● TASK INPUT
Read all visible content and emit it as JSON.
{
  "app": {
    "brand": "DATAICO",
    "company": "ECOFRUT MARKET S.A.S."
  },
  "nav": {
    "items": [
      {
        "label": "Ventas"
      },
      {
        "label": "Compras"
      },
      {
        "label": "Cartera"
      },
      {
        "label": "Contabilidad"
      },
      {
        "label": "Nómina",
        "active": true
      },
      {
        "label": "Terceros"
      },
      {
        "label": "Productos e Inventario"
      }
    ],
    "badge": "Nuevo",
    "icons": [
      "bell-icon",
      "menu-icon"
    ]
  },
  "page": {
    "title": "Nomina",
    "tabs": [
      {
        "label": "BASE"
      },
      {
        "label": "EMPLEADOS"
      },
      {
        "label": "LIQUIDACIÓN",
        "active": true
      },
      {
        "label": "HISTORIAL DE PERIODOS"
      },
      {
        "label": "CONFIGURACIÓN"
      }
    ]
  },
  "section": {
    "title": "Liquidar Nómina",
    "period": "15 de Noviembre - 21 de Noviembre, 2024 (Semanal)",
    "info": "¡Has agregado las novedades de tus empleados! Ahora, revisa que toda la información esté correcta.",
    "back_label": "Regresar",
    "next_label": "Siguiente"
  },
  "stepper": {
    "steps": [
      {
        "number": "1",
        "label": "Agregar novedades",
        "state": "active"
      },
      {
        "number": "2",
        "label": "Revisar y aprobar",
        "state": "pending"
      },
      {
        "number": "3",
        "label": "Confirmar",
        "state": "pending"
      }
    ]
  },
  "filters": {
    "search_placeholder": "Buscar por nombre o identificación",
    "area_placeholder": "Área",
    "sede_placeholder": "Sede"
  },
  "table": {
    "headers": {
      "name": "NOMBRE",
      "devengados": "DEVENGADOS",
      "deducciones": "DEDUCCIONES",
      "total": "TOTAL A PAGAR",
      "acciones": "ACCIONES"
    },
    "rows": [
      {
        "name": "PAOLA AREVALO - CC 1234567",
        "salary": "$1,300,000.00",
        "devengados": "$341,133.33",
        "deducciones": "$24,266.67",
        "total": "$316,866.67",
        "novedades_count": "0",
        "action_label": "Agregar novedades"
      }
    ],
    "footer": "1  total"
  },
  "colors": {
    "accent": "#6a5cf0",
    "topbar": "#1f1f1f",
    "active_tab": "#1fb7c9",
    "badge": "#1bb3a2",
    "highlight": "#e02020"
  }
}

● WORK TO COMPLETE
Copy out each record exactly as given, omitting none.

● WRITTEN RESPONSE
Read all visible content and emit it as JSON.
{
  "app": {
    "brand": "DATAICO",
    "company": "ECOFRUT MARKET S.A.S."
  },
  "nav": {
    "items": [
      {
        "label": "Ventas"
      },
      {
        "label": "Compras"
      },
      {
        "label": "Cartera"
      },
      {
        "label": "Contabilidad"
      },
      {
        "label": "Nómina",
        "active": true
      },
      {
        "label": "Terceros"
      },
      {
        "label": "Productos e Inventario"
      }
    ],
    "badge": "Nuevo",
    "icons": [
      "bell-icon",
      "menu-icon"
    ]
  },
  "page": {
    "title": "Nomina",
    "tabs": [
      {
        "label": "BASE"
      },
      {
        "label": "EMPLEADOS"
      },
      {
        "label": "LIQUIDACIÓN",
        "active": true
      },
      {
        "label": "HISTORIAL DE PERIODOS"
      },
      {
        "label": "CONFIGURACIÓN"
      }
    ]
  },
  "section": {
    "title": "Liquidar Nómina",
    "period": "15 de Noviembre - 21 de Noviembre, 2024 (Semanal)",
    "info": "¡Has agregado las novedades de tus empleados! Ahora, revisa que toda la información esté correcta.",
    "back_label": "Regresar",
    "next_label": "Siguiente"
  },
  "stepper": {
    "steps": [
      {
        "number": "1",
        "label": "Agregar novedades",
        "state": "active"
      },
      {
        "number": "2",
        "label": "Revisar y aprobar",
        "state": "pending"
      },
      {
        "number": "3",
        "label": "Confirmar",
        "state": "pending"
      }
    ]
  },
  "filters": {
    "search_placeholder": "Buscar por nombre o identificación",
    "area_placeholder": "Área",
    "sede_placeholder": "Sede"
  },
  "table": {
    "headers": {
      "name": "NOMBRE",
      "devengados": "DEVENGADOS",
      "deducciones": "DEDUCCIONES",
      "total": "TOTAL A PAGAR",
      "acciones": "ACCIONES"
    },
    "rows": [
      {
        "name": "PAOLA AREVALO - CC 1234567",
        "salary": "$1,300,000.00",
        "devengados": "$341,133.33",
        "deducciones": "$24,266.67",
        "total": "$316,866.67",
        "novedades_count": "0",
        "action_label": "Agregar novedades"
      }
    ],
    "footer": "1  total"
  },
  "colors": {
    "accent": "#6a5cf0",
    "topbar": "#1f1f1f",
    "active_tab": "#1fb7c9",
    "badge": "#1bb3a2",
    "highlight": "#e02020"
  }
}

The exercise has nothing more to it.